#### [Problem description]
Report back each line of the records that contains the string "Şcoala".

#### [Records from a collection]
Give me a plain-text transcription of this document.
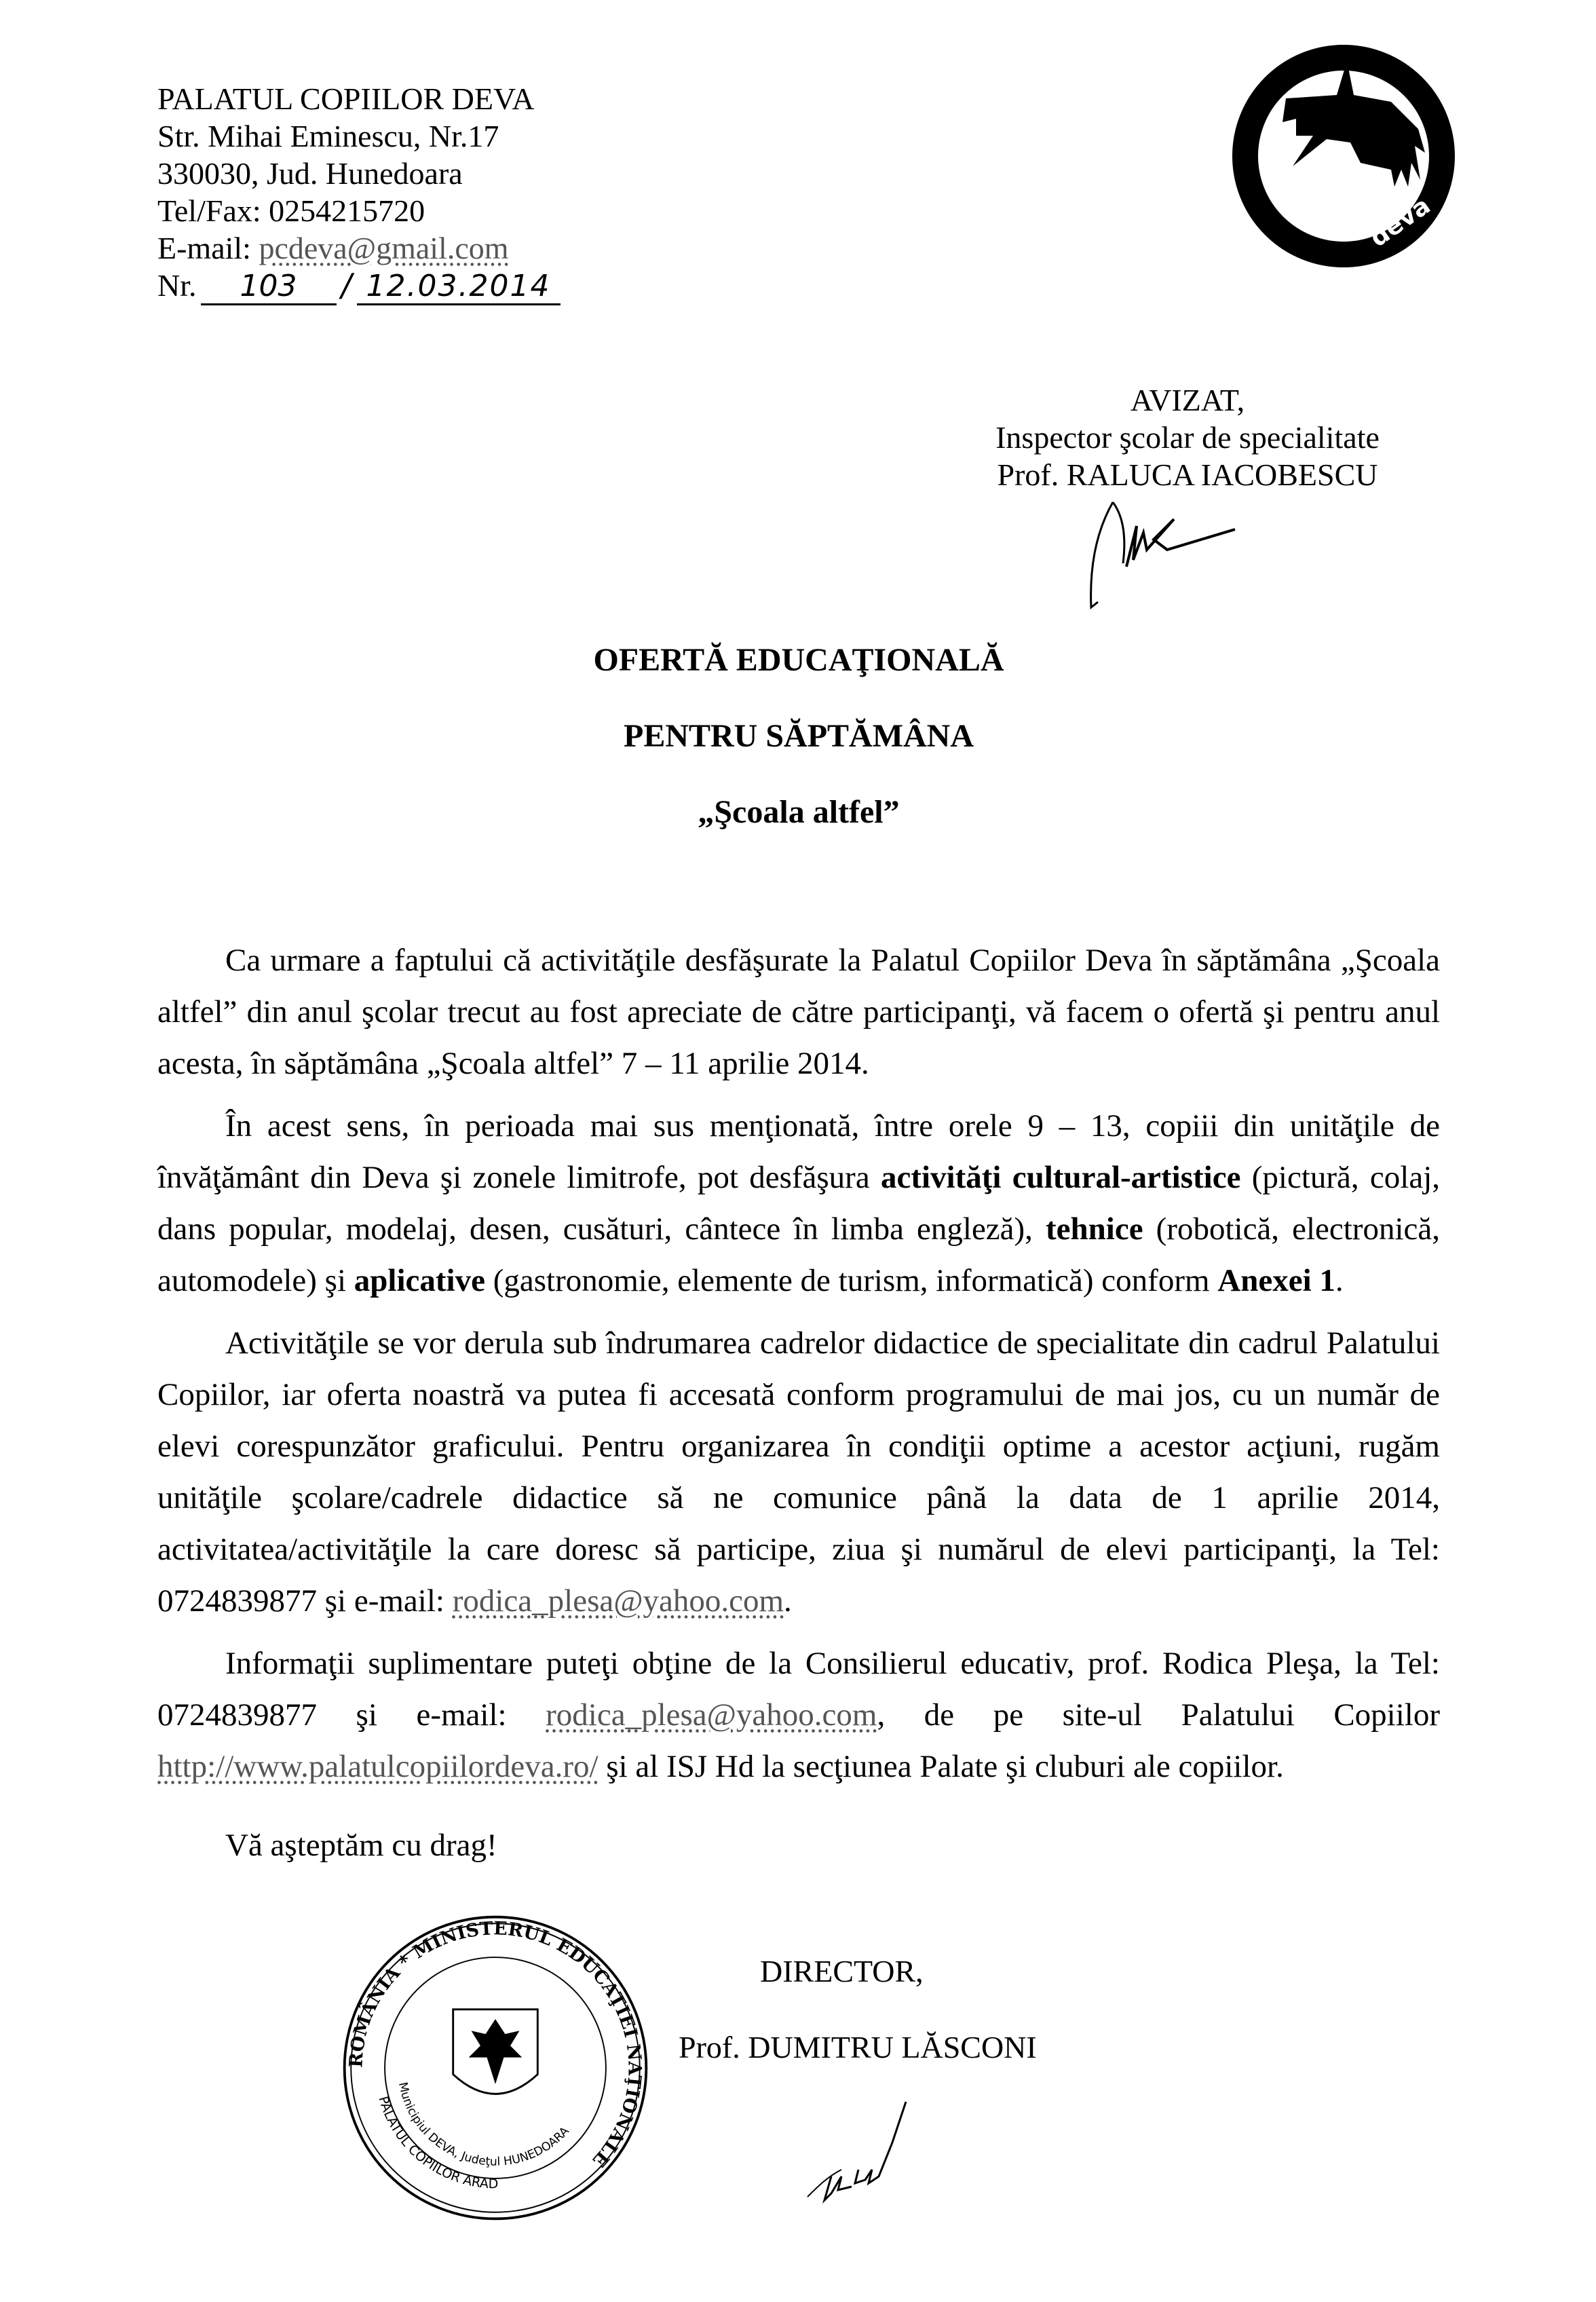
PALATUL COPIILOR DEVA
Str. Mihai Eminescu, Nr.17
330030, Jud. Hunedoara
Tel/Fax: 0254215720
E-mail: pcdeva@gmail.com
Nr. 103 / 12.03.2014
deva
AVIZAT,
Inspector şcolar de specialitate
Prof. RALUCA IACOBESCU
OFERTĂ EDUCAŢIONALĂ
PENTRU SĂPTĂMÂNA
„Şcoala altfel”

Ca urmare a faptului că activităţile desfăşurate la Palatul Copiilor Deva în săptămâna „Şcoala altfel” din anul şcolar trecut au fost apreciate de către participanţi, vă facem o ofertă şi pentru anul acesta, în săptămâna „Şcoala altfel” 7 – 11 aprilie 2014.

În acest sens, în perioada mai sus menţionată, între orele 9 – 13, copiii din unităţile de învăţământ din Deva şi zonele limitrofe, pot desfăşura activităţi cultural-artistice (pictură, colaj, dans popular, modelaj, desen, cusături, cântece în limba engleză), tehnice (robotică, electronică, automodele) şi aplicative (gastronomie, elemente de turism, informatică) conform Anexei 1.

Activităţile se vor derula sub îndrumarea cadrelor didactice de specialitate din cadrul Palatului Copiilor, iar oferta noastră va putea fi accesată conform programului de mai jos, cu un număr de elevi corespunzător graficului. Pentru organizarea în condiţii optime a acestor acţiuni, rugăm unităţile şcolare/cadrele didactice să ne comunice până la data de 1 aprilie 2014, activitatea/activităţile la care doresc să participe, ziua şi numărul de elevi participanţi, la Tel: 0724839877 şi e-mail: rodica_plesa@yahoo.com.

Informaţii suplimentare puteţi obţine de la Consilierul educativ, prof. Rodica Pleşa, la Tel: 0724839877 şi e-mail: rodica_plesa@yahoo.com, de pe site-ul Palatului Copiilor http://www.palatulcopiilordeva.ro/ şi al ISJ Hd la secţiunea Palate şi cluburi ale copiilor.

Vă aşteptăm cu drag!
ROMÂNIA * MINISTERUL EDUCAŢIEI NAŢIONALE
PALATUL COPIILOR ARAD
Municipiul DEVA, Judeţul HUNEDOARA
DIRECTOR,
Prof. DUMITRU LĂSCONI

#### [Exercise response]
„Şcoala altfel”
Ca urmare a faptului că activităţile desfăşurate la Palatul Copiilor Deva în săptămâna „Şcoala altfel” din anul şcolar trecut au fost apreciate de către participanţi, vă facem o ofertă şi pentru anul acesta, în săptămâna „Şcoala altfel” 7 – 11 aprilie 2014.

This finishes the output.